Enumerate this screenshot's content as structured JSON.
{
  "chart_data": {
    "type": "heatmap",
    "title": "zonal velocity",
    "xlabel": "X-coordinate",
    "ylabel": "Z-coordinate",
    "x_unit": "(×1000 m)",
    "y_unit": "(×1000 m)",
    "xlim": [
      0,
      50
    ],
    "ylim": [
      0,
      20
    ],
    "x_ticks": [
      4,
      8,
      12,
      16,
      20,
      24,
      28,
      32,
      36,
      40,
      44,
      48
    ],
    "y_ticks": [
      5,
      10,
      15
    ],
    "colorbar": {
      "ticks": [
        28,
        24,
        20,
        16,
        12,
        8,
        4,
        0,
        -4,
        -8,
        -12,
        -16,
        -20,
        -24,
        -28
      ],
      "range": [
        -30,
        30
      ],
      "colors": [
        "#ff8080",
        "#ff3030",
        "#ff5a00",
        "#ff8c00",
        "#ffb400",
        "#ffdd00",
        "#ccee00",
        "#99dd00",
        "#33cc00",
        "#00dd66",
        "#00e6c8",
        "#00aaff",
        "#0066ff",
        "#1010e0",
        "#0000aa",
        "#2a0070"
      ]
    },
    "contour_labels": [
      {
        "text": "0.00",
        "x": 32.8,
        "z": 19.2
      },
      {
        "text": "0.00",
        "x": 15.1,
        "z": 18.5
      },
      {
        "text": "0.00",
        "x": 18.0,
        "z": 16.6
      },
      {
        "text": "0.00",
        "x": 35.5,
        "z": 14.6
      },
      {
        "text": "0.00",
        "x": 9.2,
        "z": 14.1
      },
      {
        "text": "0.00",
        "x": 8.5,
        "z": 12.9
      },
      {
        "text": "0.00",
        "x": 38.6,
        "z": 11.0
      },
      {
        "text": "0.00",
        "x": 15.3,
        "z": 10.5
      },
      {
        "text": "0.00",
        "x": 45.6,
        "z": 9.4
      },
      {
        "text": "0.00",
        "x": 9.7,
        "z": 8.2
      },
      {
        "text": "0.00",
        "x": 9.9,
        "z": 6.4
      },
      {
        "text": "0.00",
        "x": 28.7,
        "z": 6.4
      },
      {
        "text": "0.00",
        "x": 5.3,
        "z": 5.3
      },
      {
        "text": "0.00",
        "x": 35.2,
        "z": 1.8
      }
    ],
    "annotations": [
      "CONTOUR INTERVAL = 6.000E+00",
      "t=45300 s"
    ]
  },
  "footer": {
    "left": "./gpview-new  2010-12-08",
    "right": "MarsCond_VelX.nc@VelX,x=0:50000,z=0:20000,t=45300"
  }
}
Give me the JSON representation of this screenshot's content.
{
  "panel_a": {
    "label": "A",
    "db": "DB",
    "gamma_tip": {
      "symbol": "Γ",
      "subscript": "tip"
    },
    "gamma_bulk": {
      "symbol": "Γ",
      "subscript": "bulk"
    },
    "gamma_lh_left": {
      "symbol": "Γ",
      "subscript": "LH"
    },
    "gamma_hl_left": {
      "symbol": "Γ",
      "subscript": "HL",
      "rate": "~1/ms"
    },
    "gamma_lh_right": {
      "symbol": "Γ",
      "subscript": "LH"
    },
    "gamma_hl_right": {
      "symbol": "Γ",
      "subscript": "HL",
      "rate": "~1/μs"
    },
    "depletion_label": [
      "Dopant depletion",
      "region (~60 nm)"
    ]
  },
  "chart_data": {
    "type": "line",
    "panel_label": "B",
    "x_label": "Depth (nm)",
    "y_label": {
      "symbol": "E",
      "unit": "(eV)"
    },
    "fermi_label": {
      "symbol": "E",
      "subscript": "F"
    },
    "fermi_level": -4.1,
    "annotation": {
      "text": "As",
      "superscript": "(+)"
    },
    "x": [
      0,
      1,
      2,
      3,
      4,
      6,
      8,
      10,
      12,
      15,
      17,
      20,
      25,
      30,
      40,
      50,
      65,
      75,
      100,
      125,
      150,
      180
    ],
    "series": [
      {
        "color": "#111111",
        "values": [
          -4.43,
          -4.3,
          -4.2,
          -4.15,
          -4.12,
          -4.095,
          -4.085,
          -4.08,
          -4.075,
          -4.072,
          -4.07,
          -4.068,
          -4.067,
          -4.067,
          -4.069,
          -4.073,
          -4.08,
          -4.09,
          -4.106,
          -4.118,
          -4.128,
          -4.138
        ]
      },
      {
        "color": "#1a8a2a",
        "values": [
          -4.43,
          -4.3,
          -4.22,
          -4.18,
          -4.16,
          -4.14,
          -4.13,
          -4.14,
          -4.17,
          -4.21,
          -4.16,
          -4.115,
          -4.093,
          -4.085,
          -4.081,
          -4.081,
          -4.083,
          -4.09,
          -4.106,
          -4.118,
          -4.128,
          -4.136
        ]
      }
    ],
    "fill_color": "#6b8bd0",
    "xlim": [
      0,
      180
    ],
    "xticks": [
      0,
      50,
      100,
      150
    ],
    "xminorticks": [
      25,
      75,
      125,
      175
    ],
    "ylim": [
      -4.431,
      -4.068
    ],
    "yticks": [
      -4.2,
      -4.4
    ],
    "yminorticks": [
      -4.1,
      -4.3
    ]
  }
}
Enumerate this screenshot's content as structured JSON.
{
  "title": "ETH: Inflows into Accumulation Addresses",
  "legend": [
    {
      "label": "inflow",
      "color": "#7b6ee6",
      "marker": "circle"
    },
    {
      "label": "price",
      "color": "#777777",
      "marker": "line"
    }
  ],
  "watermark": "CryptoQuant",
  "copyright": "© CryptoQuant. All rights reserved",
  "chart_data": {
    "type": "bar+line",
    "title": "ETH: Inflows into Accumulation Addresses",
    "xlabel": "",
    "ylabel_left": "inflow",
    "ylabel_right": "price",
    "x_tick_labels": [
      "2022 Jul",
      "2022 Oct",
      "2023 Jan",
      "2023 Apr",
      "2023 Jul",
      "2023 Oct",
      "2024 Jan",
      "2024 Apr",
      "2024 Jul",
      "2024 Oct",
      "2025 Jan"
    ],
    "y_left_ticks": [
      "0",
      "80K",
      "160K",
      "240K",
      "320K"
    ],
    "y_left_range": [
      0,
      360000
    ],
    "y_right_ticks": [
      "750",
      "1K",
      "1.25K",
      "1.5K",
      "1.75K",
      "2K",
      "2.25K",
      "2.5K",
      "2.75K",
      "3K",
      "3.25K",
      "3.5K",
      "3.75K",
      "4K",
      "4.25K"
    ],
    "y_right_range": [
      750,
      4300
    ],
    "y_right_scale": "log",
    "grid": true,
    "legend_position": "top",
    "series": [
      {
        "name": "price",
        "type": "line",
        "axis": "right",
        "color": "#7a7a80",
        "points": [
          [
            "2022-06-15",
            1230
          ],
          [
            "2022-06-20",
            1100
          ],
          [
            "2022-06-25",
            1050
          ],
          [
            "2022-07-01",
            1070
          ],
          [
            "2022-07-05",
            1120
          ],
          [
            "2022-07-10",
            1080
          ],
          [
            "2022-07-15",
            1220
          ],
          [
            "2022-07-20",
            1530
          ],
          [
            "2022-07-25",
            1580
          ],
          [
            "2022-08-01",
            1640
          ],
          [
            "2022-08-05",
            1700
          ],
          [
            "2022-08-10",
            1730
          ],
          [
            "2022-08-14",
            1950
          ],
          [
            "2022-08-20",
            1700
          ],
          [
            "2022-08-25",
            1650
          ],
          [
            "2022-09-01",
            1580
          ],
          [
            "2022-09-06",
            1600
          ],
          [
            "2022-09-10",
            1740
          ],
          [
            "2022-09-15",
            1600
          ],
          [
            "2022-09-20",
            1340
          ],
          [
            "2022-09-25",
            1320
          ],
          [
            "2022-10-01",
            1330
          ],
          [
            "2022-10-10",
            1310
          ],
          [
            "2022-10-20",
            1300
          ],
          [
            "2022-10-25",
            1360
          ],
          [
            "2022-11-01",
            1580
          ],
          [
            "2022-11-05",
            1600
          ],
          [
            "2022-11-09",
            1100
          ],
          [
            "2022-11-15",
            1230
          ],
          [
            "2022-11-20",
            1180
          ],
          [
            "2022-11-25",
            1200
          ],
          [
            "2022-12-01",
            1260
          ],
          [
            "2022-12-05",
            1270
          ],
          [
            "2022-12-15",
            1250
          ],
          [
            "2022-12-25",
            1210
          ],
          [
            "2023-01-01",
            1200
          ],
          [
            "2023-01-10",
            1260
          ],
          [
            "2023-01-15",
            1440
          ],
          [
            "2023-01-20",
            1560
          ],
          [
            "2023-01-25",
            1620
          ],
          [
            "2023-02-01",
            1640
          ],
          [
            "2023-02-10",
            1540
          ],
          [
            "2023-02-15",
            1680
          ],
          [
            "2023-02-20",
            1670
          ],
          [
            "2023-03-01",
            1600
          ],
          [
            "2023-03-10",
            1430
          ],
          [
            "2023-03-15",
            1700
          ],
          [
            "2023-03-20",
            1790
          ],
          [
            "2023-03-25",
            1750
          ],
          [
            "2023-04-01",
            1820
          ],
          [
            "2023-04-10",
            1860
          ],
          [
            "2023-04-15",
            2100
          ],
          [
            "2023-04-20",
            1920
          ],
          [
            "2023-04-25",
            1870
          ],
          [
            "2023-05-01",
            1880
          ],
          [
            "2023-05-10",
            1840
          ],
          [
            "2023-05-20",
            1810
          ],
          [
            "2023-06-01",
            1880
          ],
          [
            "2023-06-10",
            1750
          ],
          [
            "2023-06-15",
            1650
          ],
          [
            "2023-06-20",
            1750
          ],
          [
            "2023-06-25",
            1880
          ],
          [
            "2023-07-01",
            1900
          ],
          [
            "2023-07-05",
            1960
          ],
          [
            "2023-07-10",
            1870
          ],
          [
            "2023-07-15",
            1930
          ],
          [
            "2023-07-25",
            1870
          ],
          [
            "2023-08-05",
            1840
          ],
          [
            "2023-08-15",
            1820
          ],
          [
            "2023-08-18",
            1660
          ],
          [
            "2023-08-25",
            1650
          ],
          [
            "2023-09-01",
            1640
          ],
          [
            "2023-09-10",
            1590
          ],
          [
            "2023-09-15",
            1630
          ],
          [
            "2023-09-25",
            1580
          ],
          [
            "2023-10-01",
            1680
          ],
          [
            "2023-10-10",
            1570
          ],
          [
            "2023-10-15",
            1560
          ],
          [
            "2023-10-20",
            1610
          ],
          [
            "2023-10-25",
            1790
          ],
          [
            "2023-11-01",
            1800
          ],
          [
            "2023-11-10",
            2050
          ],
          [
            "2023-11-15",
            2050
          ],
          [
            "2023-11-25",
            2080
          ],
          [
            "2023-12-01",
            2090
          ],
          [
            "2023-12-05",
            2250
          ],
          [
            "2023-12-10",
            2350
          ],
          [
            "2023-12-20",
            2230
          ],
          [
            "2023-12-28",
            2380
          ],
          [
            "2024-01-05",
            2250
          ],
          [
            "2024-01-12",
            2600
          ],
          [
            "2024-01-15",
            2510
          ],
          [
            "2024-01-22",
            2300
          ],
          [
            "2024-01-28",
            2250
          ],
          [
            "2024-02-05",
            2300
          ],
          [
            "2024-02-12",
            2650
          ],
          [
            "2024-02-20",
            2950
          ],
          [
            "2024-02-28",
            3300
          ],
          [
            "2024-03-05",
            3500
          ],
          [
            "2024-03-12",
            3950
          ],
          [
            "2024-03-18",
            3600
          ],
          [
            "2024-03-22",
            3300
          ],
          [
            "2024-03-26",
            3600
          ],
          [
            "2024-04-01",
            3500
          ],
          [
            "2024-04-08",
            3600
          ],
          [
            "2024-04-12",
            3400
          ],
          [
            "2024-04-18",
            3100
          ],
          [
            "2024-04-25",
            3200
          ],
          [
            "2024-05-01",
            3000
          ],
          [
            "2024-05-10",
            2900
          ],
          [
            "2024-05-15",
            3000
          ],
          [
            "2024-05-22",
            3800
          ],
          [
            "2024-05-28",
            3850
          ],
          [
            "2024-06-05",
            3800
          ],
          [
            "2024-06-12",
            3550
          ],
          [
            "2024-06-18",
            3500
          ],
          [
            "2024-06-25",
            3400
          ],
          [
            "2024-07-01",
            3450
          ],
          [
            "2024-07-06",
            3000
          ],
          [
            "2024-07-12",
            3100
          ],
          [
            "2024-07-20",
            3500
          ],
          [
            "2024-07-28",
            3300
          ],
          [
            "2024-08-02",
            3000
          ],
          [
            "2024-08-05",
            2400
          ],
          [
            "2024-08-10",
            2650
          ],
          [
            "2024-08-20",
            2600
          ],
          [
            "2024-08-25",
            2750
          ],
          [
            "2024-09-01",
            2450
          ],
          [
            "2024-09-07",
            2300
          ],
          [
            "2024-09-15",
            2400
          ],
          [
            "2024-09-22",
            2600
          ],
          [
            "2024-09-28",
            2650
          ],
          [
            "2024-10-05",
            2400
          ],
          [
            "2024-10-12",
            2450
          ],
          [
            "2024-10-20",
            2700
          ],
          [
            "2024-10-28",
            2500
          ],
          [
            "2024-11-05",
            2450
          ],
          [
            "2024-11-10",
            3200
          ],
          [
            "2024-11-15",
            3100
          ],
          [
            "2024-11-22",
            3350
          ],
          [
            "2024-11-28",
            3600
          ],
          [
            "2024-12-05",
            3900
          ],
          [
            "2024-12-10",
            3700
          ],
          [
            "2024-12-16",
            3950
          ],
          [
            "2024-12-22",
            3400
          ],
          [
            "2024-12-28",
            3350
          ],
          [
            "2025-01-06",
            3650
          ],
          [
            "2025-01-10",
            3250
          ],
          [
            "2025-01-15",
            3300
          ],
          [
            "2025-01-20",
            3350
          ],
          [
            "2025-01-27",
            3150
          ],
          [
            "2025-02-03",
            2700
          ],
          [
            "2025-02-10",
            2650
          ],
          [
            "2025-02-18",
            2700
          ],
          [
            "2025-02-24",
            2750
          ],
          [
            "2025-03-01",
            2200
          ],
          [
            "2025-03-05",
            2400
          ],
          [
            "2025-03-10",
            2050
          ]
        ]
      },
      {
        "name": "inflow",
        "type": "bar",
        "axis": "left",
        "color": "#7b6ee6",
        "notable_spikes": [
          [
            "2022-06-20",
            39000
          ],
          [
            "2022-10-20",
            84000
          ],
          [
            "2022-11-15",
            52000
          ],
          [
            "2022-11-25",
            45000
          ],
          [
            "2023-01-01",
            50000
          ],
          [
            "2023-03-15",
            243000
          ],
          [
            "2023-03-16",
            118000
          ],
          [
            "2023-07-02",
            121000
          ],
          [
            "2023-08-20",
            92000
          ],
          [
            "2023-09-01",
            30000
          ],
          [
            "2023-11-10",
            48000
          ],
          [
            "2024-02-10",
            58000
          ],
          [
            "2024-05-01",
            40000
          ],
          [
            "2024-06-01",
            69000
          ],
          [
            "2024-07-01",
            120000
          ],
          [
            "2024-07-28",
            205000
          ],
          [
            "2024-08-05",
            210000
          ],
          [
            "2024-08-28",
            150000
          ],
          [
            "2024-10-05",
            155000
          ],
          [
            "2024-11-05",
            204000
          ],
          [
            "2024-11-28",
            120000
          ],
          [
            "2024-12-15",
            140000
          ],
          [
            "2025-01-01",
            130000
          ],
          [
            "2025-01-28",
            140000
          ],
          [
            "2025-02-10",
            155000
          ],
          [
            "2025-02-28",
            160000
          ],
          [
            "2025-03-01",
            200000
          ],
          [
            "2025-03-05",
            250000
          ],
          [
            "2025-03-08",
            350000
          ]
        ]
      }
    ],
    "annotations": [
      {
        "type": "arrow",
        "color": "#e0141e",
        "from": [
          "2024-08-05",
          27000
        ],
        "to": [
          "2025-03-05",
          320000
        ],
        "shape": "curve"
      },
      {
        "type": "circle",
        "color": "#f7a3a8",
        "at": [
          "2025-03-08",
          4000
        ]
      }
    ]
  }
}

__What to work on__.
Copy down every line of the entries containing the word "into".

__Answer below__.
  "title": "ETH: Inflows into Accumulation Addresses",
    "title": "ETH: Inflows into Accumulation Addresses",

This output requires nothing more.